**Work instructions:**
Set down, in full, every record in the block.
[start of Information provided]
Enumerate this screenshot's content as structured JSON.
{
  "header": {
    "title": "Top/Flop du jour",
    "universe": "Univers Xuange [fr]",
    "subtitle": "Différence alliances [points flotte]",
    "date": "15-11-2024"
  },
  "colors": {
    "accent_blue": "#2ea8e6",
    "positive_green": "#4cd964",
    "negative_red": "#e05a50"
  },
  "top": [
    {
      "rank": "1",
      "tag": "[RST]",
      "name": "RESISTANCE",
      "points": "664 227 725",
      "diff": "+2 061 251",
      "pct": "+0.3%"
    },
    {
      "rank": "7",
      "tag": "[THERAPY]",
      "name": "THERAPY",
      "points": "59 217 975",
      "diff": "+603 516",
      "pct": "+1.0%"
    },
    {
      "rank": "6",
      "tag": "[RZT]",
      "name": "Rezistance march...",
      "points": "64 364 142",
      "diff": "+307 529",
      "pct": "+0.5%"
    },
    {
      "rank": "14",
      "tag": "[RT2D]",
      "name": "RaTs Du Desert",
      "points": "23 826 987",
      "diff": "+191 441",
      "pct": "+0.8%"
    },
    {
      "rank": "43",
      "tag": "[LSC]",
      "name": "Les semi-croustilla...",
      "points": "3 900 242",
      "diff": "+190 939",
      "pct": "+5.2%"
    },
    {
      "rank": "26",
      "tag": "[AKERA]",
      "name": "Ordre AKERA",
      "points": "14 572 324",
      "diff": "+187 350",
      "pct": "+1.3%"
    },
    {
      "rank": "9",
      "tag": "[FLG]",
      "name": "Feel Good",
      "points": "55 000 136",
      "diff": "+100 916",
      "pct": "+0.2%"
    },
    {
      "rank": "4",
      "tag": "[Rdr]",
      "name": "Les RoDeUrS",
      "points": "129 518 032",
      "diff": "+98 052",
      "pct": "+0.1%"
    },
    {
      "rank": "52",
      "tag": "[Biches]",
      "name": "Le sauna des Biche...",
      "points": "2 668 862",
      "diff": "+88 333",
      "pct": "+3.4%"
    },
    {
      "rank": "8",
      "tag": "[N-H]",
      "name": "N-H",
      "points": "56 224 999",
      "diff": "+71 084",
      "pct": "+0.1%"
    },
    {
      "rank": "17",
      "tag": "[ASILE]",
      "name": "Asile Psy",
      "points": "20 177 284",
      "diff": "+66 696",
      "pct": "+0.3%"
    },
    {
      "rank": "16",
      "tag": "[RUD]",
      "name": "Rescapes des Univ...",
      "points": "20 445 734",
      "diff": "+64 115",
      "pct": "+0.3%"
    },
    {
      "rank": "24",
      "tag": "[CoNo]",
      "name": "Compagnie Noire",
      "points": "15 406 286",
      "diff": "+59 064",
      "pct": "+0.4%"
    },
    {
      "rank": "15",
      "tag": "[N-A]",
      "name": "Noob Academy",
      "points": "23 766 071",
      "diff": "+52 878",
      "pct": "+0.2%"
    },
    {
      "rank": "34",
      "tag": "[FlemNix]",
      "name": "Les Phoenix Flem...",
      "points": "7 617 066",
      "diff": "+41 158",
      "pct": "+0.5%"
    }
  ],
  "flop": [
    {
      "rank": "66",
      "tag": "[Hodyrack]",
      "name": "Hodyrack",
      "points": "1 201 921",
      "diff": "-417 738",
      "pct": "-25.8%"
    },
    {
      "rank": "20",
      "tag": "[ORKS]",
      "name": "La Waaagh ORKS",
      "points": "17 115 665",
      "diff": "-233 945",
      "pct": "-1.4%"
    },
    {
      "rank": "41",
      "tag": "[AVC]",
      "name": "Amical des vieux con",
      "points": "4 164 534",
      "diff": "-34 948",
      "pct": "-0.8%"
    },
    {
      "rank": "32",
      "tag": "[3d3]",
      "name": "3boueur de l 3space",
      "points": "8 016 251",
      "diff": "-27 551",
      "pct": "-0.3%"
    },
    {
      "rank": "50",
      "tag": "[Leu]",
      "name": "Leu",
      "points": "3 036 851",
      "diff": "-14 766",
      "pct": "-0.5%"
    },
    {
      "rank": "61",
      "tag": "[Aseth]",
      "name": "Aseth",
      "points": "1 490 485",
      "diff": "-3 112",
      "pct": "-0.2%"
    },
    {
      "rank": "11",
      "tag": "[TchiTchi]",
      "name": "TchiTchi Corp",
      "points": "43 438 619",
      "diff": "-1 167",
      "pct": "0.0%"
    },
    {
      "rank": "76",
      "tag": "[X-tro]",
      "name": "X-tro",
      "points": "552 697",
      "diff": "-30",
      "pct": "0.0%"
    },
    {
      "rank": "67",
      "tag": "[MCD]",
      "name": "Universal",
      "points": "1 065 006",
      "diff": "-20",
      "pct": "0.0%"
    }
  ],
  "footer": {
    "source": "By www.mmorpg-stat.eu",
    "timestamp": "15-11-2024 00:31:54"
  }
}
[end of Information provided]
**The response:**
Enumerate this screenshot's content as structured JSON.
{
  "header": {
    "title": "Top/Flop du jour",
    "universe": "Univers Xuange [fr]",
    "subtitle": "Différence alliances [points flotte]",
    "date": "15-11-2024"
  },
  "colors": {
    "accent_blue": "#2ea8e6",
    "positive_green": "#4cd964",
    "negative_red": "#e05a50"
  },
  "top": [
    {
      "rank": "1",
      "tag": "[RST]",
      "name": "RESISTANCE",
      "points": "664 227 725",
      "diff": "+2 061 251",
      "pct": "+0.3%"
    },
    {
      "rank": "7",
      "tag": "[THERAPY]",
      "name": "THERAPY",
      "points": "59 217 975",
      "diff": "+603 516",
      "pct": "+1.0%"
    },
    {
      "rank": "6",
      "tag": "[RZT]",
      "name": "Rezistance march...",
      "points": "64 364 142",
      "diff": "+307 529",
      "pct": "+0.5%"
    },
    {
      "rank": "14",
      "tag": "[RT2D]",
      "name": "RaTs Du Desert",
      "points": "23 826 987",
      "diff": "+191 441",
      "pct": "+0.8%"
    },
    {
      "rank": "43",
      "tag": "[LSC]",
      "name": "Les semi-croustilla...",
      "points": "3 900 242",
      "diff": "+190 939",
      "pct": "+5.2%"
    },
    {
      "rank": "26",
      "tag": "[AKERA]",
      "name": "Ordre AKERA",
      "points": "14 572 324",
      "diff": "+187 350",
      "pct": "+1.3%"
    },
    {
      "rank": "9",
      "tag": "[FLG]",
      "name": "Feel Good",
      "points": "55 000 136",
      "diff": "+100 916",
      "pct": "+0.2%"
    },
    {
      "rank": "4",
      "tag": "[Rdr]",
      "name": "Les RoDeUrS",
      "points": "129 518 032",
      "diff": "+98 052",
      "pct": "+0.1%"
    },
    {
      "rank": "52",
      "tag": "[Biches]",
      "name": "Le sauna des Biche...",
      "points": "2 668 862",
      "diff": "+88 333",
      "pct": "+3.4%"
    },
    {
      "rank": "8",
      "tag": "[N-H]",
      "name": "N-H",
      "points": "56 224 999",
      "diff": "+71 084",
      "pct": "+0.1%"
    },
    {
      "rank": "17",
      "tag": "[ASILE]",
      "name": "Asile Psy",
      "points": "20 177 284",
      "diff": "+66 696",
      "pct": "+0.3%"
    },
    {
      "rank": "16",
      "tag": "[RUD]",
      "name": "Rescapes des Univ...",
      "points": "20 445 734",
      "diff": "+64 115",
      "pct": "+0.3%"
    },
    {
      "rank": "24",
      "tag": "[CoNo]",
      "name": "Compagnie Noire",
      "points": "15 406 286",
      "diff": "+59 064",
      "pct": "+0.4%"
    },
    {
      "rank": "15",
      "tag": "[N-A]",
      "name": "Noob Academy",
      "points": "23 766 071",
      "diff": "+52 878",
      "pct": "+0.2%"
    },
    {
      "rank": "34",
      "tag": "[FlemNix]",
      "name": "Les Phoenix Flem...",
      "points": "7 617 066",
      "diff": "+41 158",
      "pct": "+0.5%"
    }
  ],
  "flop": [
    {
      "rank": "66",
      "tag": "[Hodyrack]",
      "name": "Hodyrack",
      "points": "1 201 921",
      "diff": "-417 738",
      "pct": "-25.8%"
    },
    {
      "rank": "20",
      "tag": "[ORKS]",
      "name": "La Waaagh ORKS",
      "points": "17 115 665",
      "diff": "-233 945",
      "pct": "-1.4%"
    },
    {
      "rank": "41",
      "tag": "[AVC]",
      "name": "Amical des vieux con",
      "points": "4 164 534",
      "diff": "-34 948",
      "pct": "-0.8%"
    },
    {
      "rank": "32",
      "tag": "[3d3]",
      "name": "3boueur de l 3space",
      "points": "8 016 251",
      "diff": "-27 551",
      "pct": "-0.3%"
    },
    {
      "rank": "50",
      "tag": "[Leu]",
      "name": "Leu",
      "points": "3 036 851",
      "diff": "-14 766",
      "pct": "-0.5%"
    },
    {
      "rank": "61",
      "tag": "[Aseth]",
      "name": "Aseth",
      "points": "1 490 485",
      "diff": "-3 112",
      "pct": "-0.2%"
    },
    {
      "rank": "11",
      "tag": "[TchiTchi]",
      "name": "TchiTchi Corp",
      "points": "43 438 619",
      "diff": "-1 167",
      "pct": "0.0%"
    },
    {
      "rank": "76",
      "tag": "[X-tro]",
      "name": "X-tro",
      "points": "552 697",
      "diff": "-30",
      "pct": "0.0%"
    },
    {
      "rank": "67",
      "tag": "[MCD]",
      "name": "Universal",
      "points": "1 065 006",
      "diff": "-20",
      "pct": "0.0%"
    }
  ],
  "footer": {
    "source": "By www.mmorpg-stat.eu",
    "timestamp": "15-11-2024 00:31:54"
  }
}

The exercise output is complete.